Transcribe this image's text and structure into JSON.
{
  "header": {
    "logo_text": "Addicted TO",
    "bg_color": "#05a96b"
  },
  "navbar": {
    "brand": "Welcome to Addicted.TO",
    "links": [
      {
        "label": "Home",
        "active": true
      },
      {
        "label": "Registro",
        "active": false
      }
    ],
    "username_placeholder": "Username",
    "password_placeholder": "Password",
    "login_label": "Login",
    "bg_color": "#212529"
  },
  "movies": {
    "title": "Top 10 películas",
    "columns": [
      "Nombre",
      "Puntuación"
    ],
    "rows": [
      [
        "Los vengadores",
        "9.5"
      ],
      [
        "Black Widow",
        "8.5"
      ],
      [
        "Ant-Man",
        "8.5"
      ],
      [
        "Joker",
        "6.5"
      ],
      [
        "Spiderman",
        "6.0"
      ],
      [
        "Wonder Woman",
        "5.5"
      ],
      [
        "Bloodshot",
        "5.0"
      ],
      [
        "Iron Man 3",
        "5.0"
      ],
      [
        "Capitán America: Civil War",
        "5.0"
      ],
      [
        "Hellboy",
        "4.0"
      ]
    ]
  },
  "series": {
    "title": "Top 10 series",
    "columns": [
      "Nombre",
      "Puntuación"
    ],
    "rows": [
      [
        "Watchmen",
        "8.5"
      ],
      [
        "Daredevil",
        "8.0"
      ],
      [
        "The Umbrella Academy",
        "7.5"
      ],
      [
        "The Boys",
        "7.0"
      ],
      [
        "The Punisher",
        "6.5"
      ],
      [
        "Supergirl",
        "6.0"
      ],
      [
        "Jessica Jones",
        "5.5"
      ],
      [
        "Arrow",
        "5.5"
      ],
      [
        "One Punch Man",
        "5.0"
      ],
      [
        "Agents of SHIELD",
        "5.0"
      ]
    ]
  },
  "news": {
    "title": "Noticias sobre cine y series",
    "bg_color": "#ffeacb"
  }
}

WORK REQUIRED: Produce an exact copy of the whole listing.

FULL SOLUTION:
Transcribe this image's text and structure into JSON.
{
  "header": {
    "logo_text": "Addicted TO",
    "bg_color": "#05a96b"
  },
  "navbar": {
    "brand": "Welcome to Addicted.TO",
    "links": [
      {
        "label": "Home",
        "active": true
      },
      {
        "label": "Registro",
        "active": false
      }
    ],
    "username_placeholder": "Username",
    "password_placeholder": "Password",
    "login_label": "Login",
    "bg_color": "#212529"
  },
  "movies": {
    "title": "Top 10 películas",
    "columns": [
      "Nombre",
      "Puntuación"
    ],
    "rows": [
      [
        "Los vengadores",
        "9.5"
      ],
      [
        "Black Widow",
        "8.5"
      ],
      [
        "Ant-Man",
        "8.5"
      ],
      [
        "Joker",
        "6.5"
      ],
      [
        "Spiderman",
        "6.0"
      ],
      [
        "Wonder Woman",
        "5.5"
      ],
      [
        "Bloodshot",
        "5.0"
      ],
      [
        "Iron Man 3",
        "5.0"
      ],
      [
        "Capitán America: Civil War",
        "5.0"
      ],
      [
        "Hellboy",
        "4.0"
      ]
    ]
  },
  "series": {
    "title": "Top 10 series",
    "columns": [
      "Nombre",
      "Puntuación"
    ],
    "rows": [
      [
        "Watchmen",
        "8.5"
      ],
      [
        "Daredevil",
        "8.0"
      ],
      [
        "The Umbrella Academy",
        "7.5"
      ],
      [
        "The Boys",
        "7.0"
      ],
      [
        "The Punisher",
        "6.5"
      ],
      [
        "Supergirl",
        "6.0"
      ],
      [
        "Jessica Jones",
        "5.5"
      ],
      [
        "Arrow",
        "5.5"
      ],
      [
        "One Punch Man",
        "5.0"
      ],
      [
        "Agents of SHIELD",
        "5.0"
      ]
    ]
  },
  "news": {
    "title": "Noticias sobre cine y series",
    "bg_color": "#ffeacb"
  }
}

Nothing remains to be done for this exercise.